### Stated exercise
Lines holding the string "Threads" are the ones to copy; find them all in the data.

── Given data

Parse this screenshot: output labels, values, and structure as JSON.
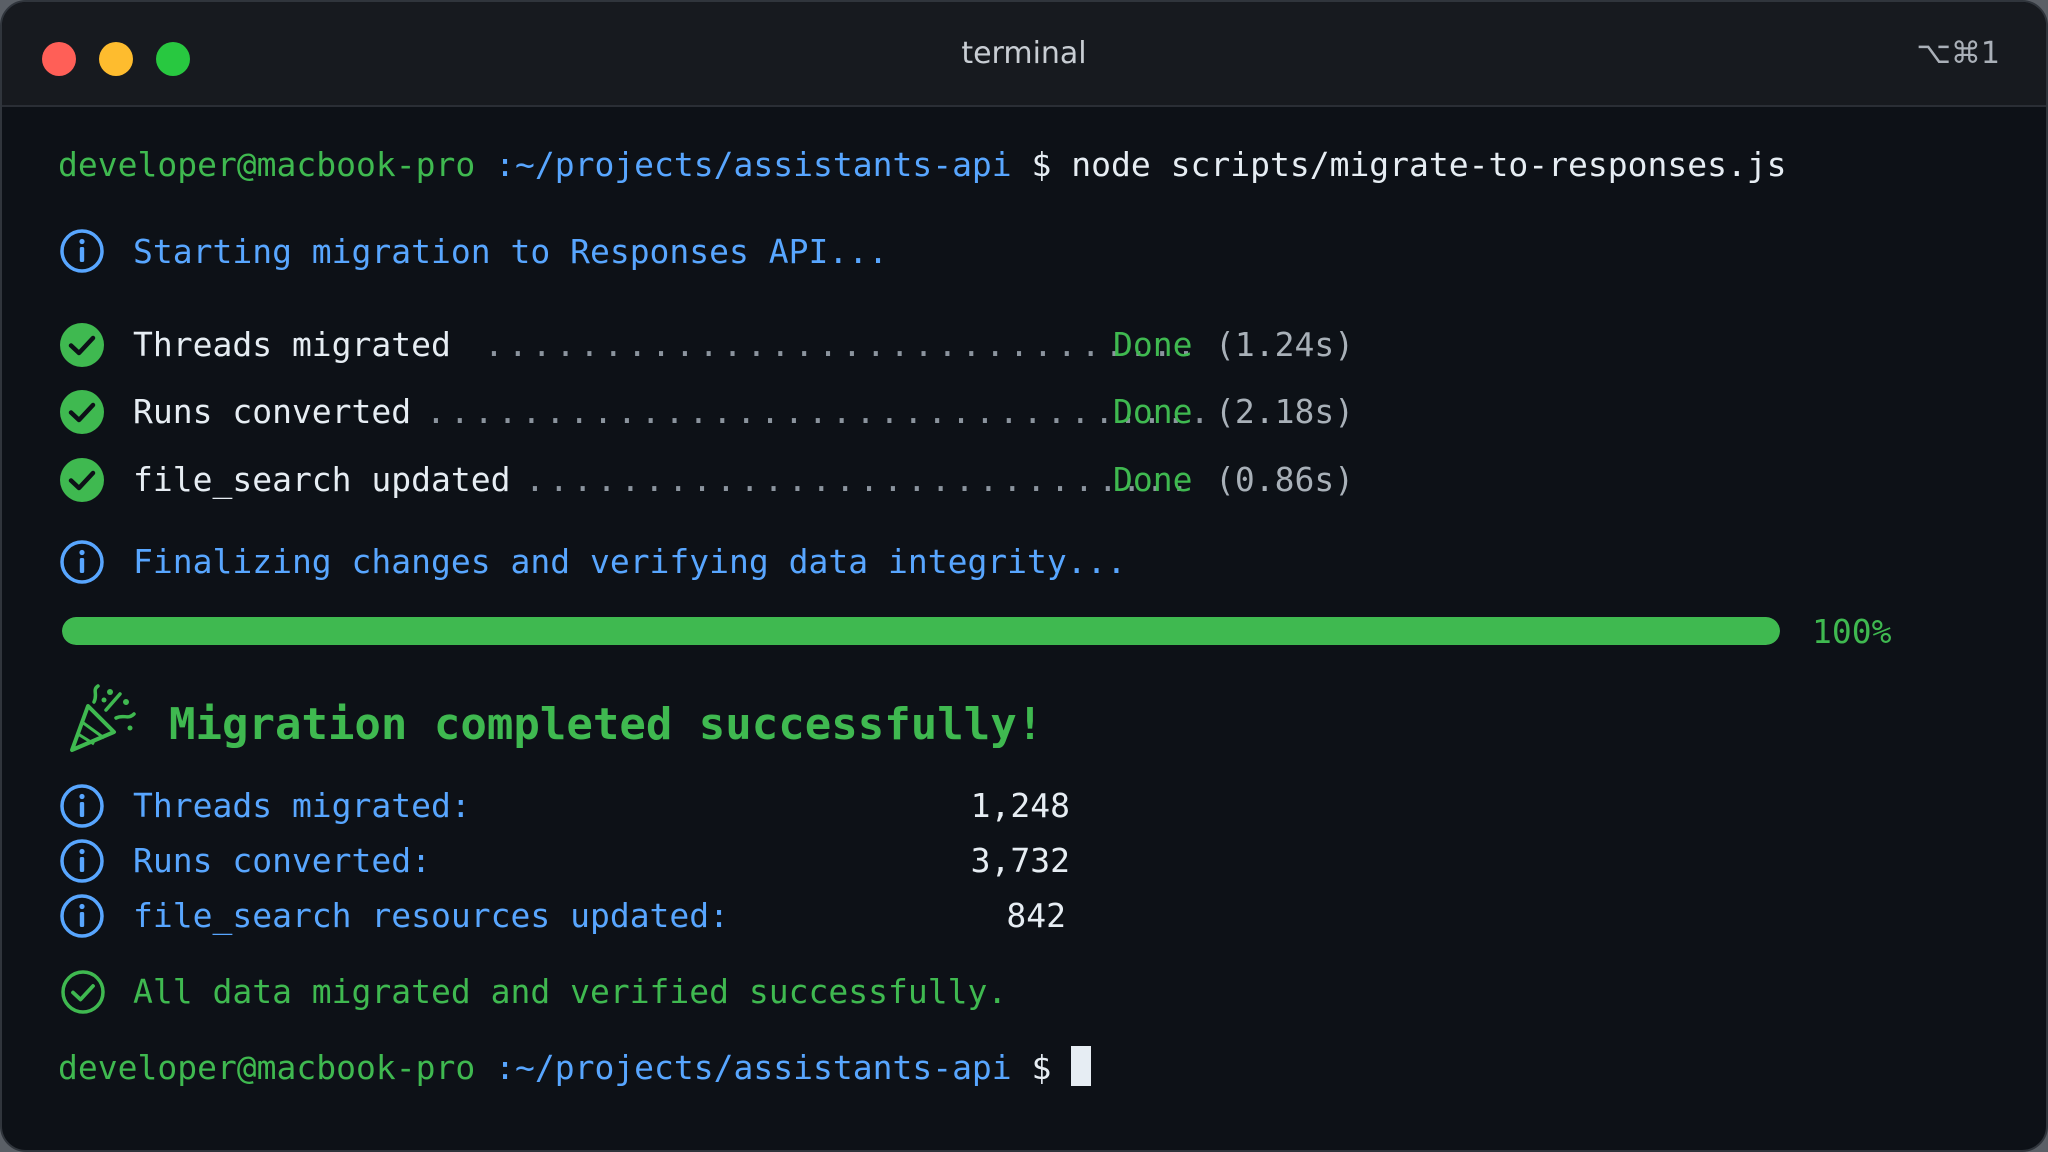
{
  "window": {
    "title": "terminal",
    "shortcut": "⌥⌘1"
  },
  "prompt": {
    "user_host": "developer@macbook-pro",
    "path": ":~/projects/assistants-api",
    "symbol": "$",
    "command": "node scripts/migrate-to-responses.js"
  },
  "output": {
    "start_message": "Starting migration to Responses API...",
    "steps": [
      {
        "label": "Threads migrated",
        "dots": "..............................",
        "status": "Done",
        "time": "(1.24s)"
      },
      {
        "label": "Runs converted",
        "dots": ".................................",
        "status": "Done",
        "time": "(2.18s)"
      },
      {
        "label": "file_search updated",
        "dots": "............................",
        "status": "Done",
        "time": "(0.86s)"
      }
    ],
    "finalizing_message": "Finalizing changes and verifying data integrity...",
    "progress": {
      "percent_label": "100%",
      "value": 1.0
    },
    "success_title": "Migration completed successfully!",
    "stats": [
      {
        "label": "Threads migrated:",
        "value": "1,248"
      },
      {
        "label": "Runs converted:",
        "value": "3,732"
      },
      {
        "label": "file_search resources updated:",
        "value": "842"
      }
    ],
    "final_message": "All data migrated and verified successfully."
  },
  "icons": {
    "info": "info-circle-icon",
    "check": "check-circle-icon",
    "party": "party-popper-icon"
  },
  "colors": {
    "background": "#0d1117",
    "green": "#3fb950",
    "blue": "#58a6ff",
    "text": "#e6edf3"
  }
}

────

### The completed task
        "label": "Threads migrated",
        "label": "Threads migrated:",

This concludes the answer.